What this task involves |
Lines containing the word "CAFE" are to be located and copied.
____________
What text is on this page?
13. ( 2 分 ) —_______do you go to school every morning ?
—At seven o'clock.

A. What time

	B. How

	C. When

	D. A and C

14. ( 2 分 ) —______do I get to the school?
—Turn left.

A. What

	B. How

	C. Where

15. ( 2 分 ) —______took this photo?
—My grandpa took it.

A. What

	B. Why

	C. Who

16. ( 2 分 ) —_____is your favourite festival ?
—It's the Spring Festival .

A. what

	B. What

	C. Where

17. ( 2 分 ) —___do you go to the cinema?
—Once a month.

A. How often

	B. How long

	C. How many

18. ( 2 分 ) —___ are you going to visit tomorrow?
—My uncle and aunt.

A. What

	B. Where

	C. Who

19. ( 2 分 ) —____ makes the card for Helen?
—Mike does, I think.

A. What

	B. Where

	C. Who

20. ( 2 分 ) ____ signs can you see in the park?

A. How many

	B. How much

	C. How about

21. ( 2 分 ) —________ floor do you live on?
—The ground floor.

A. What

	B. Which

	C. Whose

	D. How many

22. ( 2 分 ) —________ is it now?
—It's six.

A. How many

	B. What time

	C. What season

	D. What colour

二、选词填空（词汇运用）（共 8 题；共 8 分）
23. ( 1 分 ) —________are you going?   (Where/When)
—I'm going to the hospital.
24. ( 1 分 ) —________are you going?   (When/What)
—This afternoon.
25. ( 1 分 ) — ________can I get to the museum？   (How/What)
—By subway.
____________
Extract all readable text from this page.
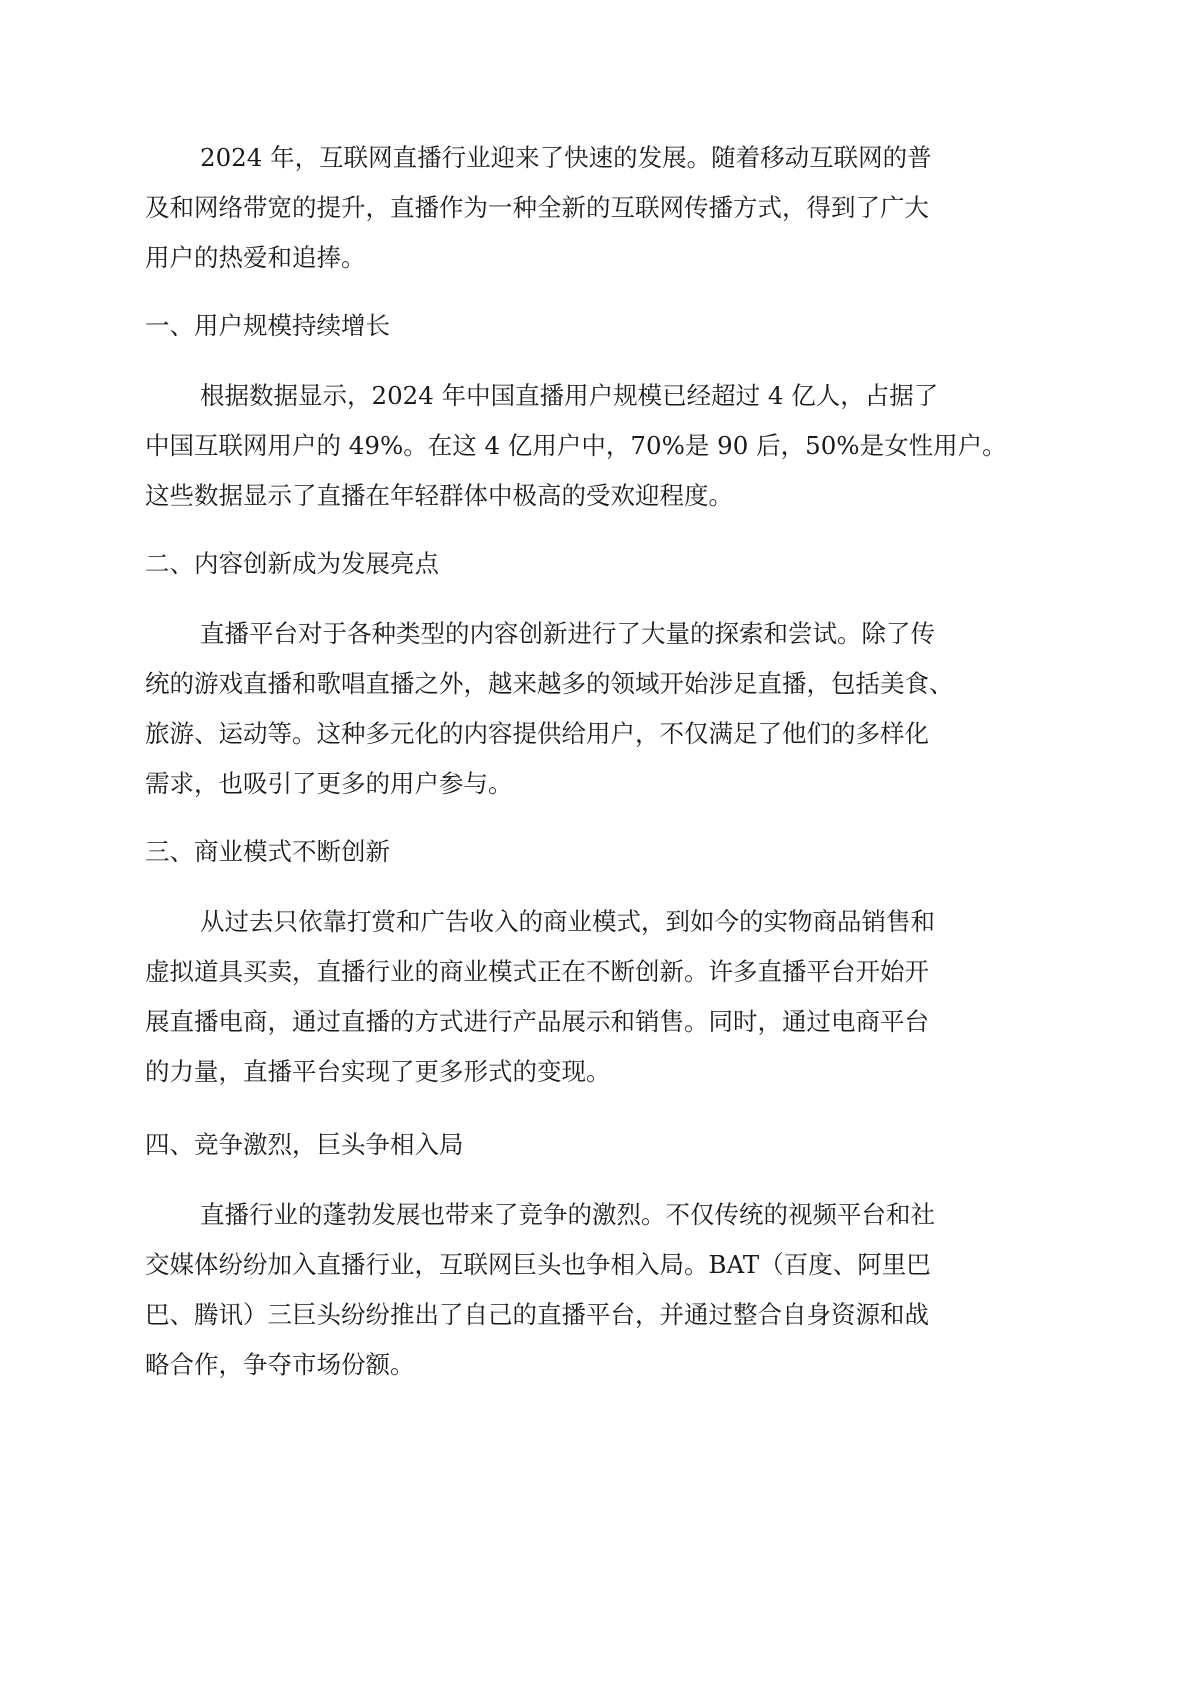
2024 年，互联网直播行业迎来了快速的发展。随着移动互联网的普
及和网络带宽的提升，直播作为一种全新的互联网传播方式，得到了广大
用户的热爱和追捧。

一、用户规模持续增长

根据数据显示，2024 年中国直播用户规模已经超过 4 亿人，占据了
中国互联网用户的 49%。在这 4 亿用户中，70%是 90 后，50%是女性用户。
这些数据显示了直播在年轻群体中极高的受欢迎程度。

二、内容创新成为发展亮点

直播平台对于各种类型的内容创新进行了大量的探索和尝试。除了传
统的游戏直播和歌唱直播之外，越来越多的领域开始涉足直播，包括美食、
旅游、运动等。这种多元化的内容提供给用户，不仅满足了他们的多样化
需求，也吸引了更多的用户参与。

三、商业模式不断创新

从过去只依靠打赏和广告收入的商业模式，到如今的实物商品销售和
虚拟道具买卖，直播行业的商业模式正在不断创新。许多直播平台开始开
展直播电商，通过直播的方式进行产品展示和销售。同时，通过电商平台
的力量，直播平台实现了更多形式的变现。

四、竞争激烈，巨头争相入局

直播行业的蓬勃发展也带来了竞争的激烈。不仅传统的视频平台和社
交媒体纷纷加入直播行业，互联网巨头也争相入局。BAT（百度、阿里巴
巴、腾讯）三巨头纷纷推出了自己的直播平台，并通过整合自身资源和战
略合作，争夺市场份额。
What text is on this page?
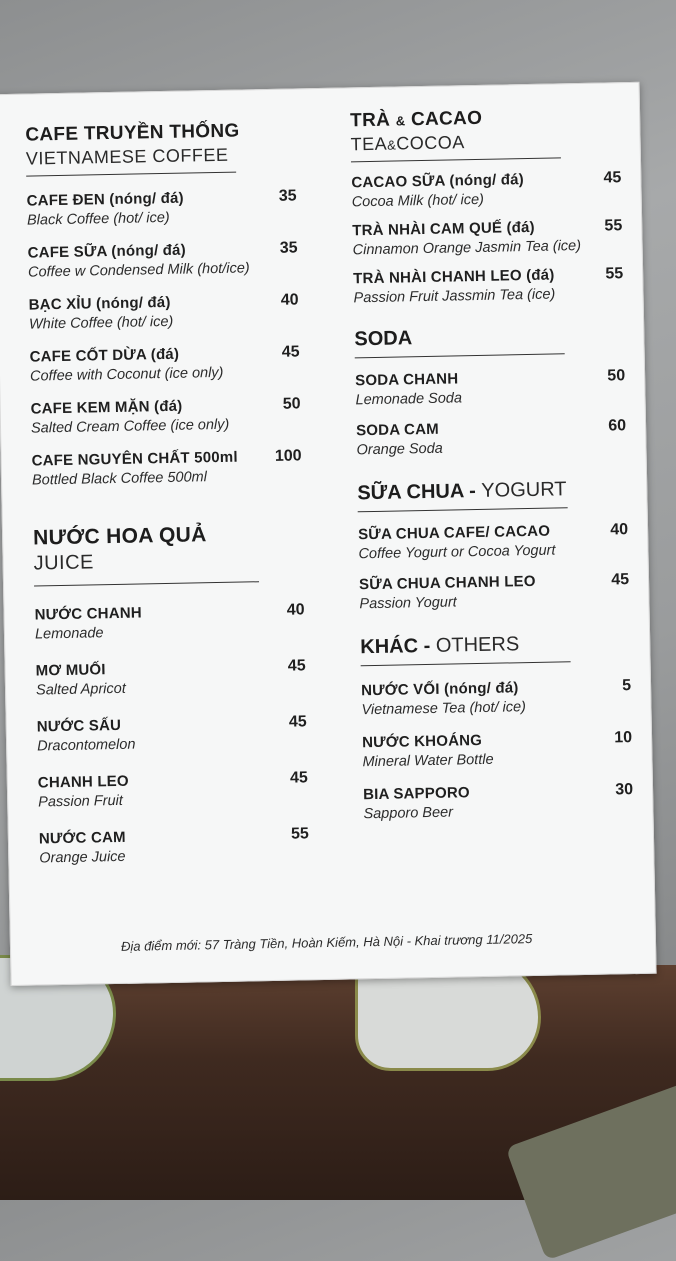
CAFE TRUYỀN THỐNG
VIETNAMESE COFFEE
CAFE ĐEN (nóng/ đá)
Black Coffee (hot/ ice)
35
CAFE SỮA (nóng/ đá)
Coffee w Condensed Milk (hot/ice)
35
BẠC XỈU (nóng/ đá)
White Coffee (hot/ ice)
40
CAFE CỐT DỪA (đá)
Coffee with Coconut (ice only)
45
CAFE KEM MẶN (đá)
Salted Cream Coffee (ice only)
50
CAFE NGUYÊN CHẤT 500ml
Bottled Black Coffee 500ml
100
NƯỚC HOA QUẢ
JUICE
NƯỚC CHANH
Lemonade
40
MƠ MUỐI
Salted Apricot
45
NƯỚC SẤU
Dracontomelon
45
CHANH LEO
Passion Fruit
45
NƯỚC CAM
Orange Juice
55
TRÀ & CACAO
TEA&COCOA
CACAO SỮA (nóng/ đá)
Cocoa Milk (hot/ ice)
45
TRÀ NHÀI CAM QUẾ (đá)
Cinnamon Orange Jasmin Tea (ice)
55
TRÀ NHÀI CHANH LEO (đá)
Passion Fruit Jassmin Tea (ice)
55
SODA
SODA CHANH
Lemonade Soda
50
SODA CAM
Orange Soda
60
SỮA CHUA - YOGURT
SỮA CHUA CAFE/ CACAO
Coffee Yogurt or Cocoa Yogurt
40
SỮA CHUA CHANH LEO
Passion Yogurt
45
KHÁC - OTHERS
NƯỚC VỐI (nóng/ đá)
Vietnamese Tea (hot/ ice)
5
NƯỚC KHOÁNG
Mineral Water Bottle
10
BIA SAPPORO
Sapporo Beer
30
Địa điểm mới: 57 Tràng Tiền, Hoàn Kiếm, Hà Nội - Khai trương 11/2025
____________
Written response |
CAFE TRUYỀN THỐNG
CAFE ĐEN (nóng/ đá)
CAFE SỮA (nóng/ đá)
CAFE CỐT DỪA (đá)
CAFE KEM MẶN (đá)
CAFE NGUYÊN CHẤT 500ml
SỮA CHUA CAFE/ CACAO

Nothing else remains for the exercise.